● BRIEF
Your result should be every line of the records below that contains the word "Detection".

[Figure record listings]
******
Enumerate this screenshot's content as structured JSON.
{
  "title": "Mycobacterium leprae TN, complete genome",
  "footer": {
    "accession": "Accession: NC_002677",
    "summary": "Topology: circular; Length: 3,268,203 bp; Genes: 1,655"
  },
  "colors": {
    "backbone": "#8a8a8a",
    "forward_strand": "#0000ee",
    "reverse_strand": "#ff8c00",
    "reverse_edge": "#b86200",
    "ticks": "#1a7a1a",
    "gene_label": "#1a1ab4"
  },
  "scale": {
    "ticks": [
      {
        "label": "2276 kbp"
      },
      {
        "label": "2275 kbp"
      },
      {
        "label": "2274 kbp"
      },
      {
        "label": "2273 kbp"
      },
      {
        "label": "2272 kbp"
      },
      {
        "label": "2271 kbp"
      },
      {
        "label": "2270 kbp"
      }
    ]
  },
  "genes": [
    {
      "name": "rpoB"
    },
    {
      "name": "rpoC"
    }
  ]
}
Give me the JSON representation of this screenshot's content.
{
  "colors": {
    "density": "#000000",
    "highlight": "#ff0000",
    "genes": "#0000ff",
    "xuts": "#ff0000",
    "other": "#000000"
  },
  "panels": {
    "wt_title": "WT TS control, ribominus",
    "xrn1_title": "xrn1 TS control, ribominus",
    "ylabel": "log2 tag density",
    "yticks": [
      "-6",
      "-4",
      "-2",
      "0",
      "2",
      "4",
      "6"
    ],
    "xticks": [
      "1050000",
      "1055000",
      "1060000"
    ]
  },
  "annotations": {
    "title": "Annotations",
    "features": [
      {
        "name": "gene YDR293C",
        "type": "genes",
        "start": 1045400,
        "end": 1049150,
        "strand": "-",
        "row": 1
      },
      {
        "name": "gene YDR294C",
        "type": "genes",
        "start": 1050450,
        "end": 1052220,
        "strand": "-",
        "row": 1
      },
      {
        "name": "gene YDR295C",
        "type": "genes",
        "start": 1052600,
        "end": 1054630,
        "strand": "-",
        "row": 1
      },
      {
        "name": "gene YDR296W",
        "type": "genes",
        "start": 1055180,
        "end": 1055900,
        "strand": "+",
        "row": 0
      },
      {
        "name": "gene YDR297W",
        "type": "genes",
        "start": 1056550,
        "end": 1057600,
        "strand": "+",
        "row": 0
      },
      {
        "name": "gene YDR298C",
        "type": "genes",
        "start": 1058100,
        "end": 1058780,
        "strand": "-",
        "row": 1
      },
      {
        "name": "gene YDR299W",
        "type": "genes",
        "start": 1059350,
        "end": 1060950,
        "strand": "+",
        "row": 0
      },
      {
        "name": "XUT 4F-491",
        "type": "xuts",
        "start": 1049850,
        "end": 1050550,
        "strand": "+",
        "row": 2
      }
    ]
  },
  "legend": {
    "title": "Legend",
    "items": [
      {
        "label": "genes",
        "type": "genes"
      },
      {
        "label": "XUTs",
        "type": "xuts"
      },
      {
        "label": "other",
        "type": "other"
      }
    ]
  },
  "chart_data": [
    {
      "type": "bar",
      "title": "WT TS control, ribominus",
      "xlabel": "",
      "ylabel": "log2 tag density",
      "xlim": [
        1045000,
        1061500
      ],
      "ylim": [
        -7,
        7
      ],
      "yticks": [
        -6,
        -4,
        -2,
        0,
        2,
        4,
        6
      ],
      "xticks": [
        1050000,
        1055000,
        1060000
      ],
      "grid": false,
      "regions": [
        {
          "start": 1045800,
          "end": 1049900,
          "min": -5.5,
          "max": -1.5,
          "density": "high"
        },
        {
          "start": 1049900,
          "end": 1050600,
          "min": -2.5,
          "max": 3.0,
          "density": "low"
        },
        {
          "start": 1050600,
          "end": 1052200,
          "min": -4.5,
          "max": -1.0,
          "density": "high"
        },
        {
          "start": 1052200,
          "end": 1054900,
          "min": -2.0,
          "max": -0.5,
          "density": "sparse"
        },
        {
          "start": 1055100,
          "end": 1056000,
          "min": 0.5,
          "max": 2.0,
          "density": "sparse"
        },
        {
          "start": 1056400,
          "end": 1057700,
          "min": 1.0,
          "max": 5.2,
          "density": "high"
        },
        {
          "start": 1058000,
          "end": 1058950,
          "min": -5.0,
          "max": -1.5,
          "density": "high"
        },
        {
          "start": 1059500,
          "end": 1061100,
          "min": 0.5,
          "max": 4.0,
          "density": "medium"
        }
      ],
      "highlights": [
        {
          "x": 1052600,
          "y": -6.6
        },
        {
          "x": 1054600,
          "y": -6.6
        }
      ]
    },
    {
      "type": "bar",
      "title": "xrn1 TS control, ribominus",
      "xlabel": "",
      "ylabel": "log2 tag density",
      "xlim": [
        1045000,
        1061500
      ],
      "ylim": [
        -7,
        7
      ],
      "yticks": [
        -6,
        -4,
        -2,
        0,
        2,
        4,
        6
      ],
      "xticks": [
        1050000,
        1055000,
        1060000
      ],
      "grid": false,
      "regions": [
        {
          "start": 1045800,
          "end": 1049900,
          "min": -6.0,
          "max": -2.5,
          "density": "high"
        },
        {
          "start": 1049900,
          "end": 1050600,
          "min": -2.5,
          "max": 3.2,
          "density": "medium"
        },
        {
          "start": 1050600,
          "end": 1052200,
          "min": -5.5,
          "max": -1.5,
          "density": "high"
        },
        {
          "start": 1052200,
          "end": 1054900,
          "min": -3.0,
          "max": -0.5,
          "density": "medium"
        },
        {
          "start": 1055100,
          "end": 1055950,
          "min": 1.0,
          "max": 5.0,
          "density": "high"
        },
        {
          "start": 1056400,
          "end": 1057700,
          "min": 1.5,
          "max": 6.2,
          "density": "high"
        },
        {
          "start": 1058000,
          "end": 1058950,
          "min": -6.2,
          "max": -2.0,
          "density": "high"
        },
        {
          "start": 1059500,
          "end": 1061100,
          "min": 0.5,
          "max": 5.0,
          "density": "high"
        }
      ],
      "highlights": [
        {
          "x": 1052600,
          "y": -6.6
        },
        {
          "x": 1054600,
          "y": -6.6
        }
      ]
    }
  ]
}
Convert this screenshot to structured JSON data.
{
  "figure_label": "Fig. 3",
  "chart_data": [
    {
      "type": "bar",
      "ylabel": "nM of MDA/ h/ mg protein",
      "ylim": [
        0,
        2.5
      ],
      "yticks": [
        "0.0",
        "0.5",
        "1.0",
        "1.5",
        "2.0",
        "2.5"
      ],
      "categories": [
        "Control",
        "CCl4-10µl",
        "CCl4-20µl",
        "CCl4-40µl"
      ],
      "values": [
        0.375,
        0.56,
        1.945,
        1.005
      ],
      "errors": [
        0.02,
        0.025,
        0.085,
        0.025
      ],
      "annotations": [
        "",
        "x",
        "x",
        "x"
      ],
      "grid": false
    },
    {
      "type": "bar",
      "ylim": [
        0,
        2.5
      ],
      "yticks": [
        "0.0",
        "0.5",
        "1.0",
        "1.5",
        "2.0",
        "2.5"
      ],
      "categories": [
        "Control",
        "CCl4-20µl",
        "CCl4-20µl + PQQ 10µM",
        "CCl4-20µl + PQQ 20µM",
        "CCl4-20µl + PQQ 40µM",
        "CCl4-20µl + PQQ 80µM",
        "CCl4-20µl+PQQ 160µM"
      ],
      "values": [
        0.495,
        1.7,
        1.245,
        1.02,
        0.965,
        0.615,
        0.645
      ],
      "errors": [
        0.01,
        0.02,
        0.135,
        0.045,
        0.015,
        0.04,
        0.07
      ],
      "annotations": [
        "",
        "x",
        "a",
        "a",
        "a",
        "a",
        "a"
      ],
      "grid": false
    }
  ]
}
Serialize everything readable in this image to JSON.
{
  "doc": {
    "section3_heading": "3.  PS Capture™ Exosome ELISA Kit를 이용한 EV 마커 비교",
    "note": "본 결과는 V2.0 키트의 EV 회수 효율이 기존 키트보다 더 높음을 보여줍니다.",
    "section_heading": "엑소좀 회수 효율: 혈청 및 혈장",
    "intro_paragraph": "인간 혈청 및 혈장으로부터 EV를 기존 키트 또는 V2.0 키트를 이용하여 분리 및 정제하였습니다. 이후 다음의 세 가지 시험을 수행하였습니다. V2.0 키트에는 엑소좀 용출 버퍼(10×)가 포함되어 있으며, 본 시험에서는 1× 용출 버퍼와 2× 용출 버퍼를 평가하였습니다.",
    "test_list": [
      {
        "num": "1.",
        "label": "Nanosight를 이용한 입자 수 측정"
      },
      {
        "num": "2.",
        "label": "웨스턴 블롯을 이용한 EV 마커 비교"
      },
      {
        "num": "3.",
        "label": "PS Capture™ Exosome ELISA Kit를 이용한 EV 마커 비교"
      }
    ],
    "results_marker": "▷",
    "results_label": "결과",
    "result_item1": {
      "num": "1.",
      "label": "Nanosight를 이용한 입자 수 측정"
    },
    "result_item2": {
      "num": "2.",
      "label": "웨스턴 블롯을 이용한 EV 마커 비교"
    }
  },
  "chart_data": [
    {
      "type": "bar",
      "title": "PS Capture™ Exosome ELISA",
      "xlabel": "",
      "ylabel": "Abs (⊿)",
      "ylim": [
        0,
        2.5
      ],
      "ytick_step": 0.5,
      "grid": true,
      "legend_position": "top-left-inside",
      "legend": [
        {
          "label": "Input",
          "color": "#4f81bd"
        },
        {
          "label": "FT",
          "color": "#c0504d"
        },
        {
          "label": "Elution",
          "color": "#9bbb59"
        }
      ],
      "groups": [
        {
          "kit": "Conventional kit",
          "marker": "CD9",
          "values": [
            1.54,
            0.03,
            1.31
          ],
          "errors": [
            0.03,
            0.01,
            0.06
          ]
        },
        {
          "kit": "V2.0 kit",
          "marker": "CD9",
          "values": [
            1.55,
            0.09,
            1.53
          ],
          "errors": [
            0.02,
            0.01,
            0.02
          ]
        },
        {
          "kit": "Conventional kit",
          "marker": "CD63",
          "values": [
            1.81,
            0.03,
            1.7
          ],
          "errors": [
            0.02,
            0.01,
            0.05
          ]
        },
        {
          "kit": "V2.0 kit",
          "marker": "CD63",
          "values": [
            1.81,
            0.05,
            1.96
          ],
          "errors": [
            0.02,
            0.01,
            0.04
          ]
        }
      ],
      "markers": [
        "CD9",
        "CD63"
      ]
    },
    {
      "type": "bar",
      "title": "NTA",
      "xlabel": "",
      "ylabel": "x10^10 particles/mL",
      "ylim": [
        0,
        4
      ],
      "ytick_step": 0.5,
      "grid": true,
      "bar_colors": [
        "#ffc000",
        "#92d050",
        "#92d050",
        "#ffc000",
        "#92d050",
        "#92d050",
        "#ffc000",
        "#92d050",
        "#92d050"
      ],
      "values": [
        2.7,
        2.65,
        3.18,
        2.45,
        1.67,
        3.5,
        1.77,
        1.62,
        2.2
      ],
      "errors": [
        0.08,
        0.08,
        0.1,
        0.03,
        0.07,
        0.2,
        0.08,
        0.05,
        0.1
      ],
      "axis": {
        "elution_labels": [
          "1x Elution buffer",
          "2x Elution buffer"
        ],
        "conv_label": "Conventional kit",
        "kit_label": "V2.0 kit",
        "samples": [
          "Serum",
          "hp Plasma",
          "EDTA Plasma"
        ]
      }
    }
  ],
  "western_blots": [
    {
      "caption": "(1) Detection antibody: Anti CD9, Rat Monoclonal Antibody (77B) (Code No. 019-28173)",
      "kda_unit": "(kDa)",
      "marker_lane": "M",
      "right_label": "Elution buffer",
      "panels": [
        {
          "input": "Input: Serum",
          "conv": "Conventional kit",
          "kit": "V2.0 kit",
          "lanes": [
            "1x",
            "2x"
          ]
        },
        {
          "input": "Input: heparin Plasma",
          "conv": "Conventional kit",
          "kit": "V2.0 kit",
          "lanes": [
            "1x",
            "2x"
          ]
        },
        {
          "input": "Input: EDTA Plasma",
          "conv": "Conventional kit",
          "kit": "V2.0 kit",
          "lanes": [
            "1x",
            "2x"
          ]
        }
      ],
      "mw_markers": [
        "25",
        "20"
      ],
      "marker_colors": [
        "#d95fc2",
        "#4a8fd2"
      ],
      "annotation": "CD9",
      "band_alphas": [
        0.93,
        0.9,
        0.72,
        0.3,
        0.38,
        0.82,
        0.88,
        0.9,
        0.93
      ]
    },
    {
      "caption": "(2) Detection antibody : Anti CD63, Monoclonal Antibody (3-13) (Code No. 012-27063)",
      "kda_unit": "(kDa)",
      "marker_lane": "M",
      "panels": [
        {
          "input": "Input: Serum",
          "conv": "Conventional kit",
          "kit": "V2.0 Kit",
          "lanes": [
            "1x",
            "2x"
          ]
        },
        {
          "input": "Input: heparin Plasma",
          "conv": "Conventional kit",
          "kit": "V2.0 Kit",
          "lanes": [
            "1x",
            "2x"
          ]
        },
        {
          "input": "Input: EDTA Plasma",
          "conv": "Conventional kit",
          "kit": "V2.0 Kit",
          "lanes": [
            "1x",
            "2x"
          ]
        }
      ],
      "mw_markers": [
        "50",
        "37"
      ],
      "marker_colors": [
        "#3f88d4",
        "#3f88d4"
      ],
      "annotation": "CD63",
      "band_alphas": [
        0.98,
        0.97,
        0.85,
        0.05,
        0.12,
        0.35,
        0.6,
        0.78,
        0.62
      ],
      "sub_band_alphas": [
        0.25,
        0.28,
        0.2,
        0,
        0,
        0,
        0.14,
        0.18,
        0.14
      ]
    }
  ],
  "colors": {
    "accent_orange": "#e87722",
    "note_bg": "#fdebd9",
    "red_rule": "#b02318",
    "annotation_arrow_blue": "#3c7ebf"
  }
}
******
● ANSWER BOX
      "caption": "(1) Detection antibody: Anti CD9, Rat Monoclonal Antibody (77B) (Code No. 019-28173)",
      "caption": "(2) Detection antibody : Anti CD63, Monoclonal Antibody (3-13) (Code No. 012-27063)",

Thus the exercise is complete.